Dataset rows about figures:
— START —
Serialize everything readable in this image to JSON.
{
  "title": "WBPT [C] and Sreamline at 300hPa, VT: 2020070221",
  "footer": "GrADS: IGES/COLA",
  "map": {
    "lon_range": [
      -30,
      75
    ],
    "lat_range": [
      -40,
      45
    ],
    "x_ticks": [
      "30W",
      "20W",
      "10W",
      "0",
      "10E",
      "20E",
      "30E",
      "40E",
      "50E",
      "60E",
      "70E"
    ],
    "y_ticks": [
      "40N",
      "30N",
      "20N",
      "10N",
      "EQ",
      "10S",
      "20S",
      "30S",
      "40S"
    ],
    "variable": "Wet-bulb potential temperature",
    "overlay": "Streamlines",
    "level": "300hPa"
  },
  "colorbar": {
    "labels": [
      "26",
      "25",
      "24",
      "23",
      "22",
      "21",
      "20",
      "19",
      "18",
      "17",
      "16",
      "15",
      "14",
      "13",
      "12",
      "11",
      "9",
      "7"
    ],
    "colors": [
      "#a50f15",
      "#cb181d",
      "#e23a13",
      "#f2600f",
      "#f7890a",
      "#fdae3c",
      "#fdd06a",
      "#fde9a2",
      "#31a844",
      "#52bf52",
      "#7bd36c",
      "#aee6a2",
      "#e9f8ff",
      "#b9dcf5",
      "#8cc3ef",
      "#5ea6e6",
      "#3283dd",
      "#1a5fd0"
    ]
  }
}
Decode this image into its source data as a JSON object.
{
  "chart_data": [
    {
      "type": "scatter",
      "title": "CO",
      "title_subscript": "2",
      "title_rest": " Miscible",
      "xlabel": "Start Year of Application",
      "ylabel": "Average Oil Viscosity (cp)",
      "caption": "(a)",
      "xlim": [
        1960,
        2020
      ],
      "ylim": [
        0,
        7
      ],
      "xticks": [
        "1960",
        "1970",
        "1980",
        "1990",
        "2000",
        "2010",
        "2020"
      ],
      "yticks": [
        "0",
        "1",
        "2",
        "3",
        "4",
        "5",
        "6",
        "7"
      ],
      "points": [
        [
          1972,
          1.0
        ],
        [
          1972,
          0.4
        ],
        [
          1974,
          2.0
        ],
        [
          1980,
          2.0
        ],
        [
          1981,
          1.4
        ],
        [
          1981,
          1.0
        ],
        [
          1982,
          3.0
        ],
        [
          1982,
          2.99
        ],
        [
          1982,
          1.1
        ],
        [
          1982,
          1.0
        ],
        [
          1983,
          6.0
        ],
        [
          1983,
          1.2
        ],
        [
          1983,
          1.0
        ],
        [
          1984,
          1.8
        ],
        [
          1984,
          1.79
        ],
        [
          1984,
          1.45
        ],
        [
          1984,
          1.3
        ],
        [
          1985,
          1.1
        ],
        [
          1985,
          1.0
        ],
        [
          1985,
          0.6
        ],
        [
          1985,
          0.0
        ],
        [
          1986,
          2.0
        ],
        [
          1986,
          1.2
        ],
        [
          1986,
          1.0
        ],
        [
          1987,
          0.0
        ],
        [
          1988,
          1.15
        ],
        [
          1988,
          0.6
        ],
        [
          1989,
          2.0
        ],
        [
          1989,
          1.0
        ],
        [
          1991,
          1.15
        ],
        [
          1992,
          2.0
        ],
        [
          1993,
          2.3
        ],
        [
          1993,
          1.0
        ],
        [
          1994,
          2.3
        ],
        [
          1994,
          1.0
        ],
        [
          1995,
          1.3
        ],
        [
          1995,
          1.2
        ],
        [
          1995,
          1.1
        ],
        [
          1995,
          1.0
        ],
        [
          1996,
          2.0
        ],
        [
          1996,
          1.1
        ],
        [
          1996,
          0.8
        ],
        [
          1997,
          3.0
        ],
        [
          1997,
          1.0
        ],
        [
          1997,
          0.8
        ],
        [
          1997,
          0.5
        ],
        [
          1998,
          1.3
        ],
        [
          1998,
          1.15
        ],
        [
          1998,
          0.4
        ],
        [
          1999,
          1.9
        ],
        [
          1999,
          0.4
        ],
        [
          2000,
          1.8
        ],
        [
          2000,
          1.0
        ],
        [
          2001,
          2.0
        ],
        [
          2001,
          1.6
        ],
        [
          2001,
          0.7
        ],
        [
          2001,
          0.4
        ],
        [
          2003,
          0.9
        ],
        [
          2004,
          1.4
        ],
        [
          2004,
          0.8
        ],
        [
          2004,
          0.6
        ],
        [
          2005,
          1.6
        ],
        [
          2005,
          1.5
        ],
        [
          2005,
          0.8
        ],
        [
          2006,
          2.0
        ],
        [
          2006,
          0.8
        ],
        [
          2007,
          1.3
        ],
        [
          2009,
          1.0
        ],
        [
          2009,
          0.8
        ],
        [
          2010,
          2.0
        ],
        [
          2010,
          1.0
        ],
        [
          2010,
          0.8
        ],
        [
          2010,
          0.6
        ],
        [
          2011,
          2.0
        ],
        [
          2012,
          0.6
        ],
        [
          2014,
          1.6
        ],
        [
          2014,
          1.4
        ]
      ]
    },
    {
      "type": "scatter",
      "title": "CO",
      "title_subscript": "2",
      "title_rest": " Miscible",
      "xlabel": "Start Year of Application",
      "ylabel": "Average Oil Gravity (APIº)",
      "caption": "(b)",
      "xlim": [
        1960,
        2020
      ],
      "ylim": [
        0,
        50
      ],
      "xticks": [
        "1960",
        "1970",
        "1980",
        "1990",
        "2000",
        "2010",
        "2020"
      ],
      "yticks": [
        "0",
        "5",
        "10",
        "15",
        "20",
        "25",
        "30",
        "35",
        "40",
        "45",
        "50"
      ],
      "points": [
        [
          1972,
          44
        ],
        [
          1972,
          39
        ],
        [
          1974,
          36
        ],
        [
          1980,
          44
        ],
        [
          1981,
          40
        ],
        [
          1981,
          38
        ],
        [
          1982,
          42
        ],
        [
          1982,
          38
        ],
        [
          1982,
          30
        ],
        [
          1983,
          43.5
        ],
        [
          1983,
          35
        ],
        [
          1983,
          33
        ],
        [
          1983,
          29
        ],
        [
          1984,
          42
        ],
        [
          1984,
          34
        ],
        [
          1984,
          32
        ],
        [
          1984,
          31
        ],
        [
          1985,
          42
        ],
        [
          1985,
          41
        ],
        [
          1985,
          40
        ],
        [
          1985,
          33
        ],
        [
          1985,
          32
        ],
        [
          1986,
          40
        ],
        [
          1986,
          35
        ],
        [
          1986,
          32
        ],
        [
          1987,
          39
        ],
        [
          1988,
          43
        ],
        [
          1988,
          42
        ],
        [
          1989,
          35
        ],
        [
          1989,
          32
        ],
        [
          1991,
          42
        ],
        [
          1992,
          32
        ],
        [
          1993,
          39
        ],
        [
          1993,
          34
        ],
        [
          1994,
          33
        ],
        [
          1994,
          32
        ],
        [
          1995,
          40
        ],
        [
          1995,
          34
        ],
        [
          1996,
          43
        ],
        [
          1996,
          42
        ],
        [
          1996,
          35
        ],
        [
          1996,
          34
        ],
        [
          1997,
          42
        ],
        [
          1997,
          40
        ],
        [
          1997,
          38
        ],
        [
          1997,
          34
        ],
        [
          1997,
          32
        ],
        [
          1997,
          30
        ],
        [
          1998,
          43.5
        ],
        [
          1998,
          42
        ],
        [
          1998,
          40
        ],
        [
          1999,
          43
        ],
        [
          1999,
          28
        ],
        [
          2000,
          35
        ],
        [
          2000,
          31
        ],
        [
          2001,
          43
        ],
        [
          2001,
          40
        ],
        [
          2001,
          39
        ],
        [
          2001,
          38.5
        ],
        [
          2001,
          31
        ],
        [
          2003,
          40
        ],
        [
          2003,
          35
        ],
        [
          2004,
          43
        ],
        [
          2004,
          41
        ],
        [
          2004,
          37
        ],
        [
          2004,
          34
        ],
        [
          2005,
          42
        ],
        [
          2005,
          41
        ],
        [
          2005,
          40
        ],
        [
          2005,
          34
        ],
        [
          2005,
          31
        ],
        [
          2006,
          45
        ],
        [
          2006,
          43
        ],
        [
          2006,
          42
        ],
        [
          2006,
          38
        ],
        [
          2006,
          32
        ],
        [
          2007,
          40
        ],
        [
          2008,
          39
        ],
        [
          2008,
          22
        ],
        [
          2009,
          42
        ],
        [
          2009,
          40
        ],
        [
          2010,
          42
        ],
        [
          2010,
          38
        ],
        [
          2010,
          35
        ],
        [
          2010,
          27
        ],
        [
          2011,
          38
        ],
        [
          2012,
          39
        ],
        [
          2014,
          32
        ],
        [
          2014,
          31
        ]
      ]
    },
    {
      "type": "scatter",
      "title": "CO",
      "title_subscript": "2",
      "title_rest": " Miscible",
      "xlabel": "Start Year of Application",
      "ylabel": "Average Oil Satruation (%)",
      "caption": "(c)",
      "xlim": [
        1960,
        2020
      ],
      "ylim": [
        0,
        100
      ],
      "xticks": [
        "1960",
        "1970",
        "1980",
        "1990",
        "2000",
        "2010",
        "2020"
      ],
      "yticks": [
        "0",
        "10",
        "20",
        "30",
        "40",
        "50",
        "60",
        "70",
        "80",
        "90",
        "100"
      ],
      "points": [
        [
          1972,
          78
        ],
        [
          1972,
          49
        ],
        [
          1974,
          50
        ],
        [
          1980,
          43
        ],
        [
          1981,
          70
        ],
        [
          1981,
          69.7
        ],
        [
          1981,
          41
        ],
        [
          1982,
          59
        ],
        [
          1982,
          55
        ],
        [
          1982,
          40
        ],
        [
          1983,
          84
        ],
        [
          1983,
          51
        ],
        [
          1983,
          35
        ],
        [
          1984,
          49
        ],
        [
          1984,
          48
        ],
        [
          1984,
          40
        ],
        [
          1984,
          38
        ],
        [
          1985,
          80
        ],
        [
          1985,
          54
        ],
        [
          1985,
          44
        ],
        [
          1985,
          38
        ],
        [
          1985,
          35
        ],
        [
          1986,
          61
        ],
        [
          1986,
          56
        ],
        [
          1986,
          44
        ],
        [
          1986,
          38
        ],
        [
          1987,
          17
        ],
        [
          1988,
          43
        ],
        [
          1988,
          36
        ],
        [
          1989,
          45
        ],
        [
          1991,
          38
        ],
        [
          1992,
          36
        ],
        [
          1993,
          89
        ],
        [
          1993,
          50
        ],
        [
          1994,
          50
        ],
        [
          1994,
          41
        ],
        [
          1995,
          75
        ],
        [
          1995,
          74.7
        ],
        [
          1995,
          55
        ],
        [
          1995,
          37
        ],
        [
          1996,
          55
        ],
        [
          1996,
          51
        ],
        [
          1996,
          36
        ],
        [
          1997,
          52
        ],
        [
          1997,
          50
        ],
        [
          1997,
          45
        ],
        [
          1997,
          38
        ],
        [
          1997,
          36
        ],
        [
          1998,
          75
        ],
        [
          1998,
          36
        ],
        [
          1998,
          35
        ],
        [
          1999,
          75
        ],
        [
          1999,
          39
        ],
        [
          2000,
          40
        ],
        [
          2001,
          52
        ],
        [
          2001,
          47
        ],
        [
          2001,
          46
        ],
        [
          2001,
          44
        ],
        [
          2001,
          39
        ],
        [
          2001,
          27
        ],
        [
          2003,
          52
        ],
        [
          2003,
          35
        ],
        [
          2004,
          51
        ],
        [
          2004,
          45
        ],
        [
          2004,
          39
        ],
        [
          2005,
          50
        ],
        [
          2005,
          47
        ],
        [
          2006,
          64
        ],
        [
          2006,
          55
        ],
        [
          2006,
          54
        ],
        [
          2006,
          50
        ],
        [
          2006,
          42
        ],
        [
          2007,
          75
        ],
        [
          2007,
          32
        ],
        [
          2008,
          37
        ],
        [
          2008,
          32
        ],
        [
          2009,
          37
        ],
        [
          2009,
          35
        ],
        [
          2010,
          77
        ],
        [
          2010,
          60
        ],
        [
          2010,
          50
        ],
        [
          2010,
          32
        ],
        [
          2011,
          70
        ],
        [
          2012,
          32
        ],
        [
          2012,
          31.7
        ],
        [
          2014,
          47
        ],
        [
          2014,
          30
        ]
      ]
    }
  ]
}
— END —
Exercise: From the records, copy every line that has the string "image" in it.

Written response:
Serialize everything readable in this image to JSON.
Decode this image into its source data as a JSON object.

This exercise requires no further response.